Begin

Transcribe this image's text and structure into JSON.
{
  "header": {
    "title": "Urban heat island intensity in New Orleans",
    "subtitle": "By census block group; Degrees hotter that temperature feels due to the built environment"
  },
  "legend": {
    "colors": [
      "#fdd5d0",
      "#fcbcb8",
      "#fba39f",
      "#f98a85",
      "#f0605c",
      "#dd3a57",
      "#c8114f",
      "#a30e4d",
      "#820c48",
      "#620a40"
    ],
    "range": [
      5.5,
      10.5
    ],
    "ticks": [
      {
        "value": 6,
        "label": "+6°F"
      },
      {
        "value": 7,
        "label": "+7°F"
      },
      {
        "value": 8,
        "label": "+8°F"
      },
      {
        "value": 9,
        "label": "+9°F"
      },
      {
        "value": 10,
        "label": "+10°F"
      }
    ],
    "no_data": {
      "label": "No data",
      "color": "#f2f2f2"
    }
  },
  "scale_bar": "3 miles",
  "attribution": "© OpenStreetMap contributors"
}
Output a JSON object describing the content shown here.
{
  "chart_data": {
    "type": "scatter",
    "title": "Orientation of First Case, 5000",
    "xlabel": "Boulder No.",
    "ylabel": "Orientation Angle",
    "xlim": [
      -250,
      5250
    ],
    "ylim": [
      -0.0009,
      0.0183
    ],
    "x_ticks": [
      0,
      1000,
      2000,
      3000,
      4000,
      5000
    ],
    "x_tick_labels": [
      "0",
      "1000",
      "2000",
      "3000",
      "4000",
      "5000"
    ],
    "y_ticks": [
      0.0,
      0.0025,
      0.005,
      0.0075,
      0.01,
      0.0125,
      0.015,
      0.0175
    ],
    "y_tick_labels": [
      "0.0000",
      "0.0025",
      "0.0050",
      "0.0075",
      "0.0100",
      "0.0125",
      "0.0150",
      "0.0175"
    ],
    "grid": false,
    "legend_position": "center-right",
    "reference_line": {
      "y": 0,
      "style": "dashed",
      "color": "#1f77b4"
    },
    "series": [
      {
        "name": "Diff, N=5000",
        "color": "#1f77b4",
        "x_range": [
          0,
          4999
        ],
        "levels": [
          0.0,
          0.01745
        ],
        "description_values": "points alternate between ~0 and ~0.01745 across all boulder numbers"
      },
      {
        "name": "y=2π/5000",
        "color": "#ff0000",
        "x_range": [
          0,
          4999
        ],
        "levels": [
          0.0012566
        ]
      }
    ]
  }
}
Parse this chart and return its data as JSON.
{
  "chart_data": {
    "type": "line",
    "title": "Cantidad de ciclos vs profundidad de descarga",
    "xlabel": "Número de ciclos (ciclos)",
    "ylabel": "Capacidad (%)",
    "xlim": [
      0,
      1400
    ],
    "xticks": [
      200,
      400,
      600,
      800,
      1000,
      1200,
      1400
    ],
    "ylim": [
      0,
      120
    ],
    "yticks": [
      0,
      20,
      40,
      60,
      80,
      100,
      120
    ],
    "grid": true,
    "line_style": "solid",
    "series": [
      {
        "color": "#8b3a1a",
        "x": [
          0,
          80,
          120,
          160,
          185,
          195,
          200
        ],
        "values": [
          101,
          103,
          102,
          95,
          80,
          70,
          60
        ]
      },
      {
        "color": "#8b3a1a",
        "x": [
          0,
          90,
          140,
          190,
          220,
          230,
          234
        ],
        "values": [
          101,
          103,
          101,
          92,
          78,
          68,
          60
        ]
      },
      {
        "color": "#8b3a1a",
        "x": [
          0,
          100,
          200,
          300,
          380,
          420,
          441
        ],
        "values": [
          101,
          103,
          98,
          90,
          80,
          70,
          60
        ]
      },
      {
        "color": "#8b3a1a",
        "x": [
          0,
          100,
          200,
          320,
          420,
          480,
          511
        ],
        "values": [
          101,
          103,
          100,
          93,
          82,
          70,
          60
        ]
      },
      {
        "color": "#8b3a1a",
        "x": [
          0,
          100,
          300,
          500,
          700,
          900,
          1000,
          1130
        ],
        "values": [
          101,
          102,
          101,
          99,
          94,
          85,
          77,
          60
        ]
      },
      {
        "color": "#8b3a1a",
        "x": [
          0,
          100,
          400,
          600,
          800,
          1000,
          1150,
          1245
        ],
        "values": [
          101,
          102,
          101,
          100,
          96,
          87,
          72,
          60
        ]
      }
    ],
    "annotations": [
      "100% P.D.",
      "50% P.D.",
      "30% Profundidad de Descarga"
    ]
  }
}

End

Tally the lines above containing "ylabel". Answer with the count only.

» TASK ANSWER:
2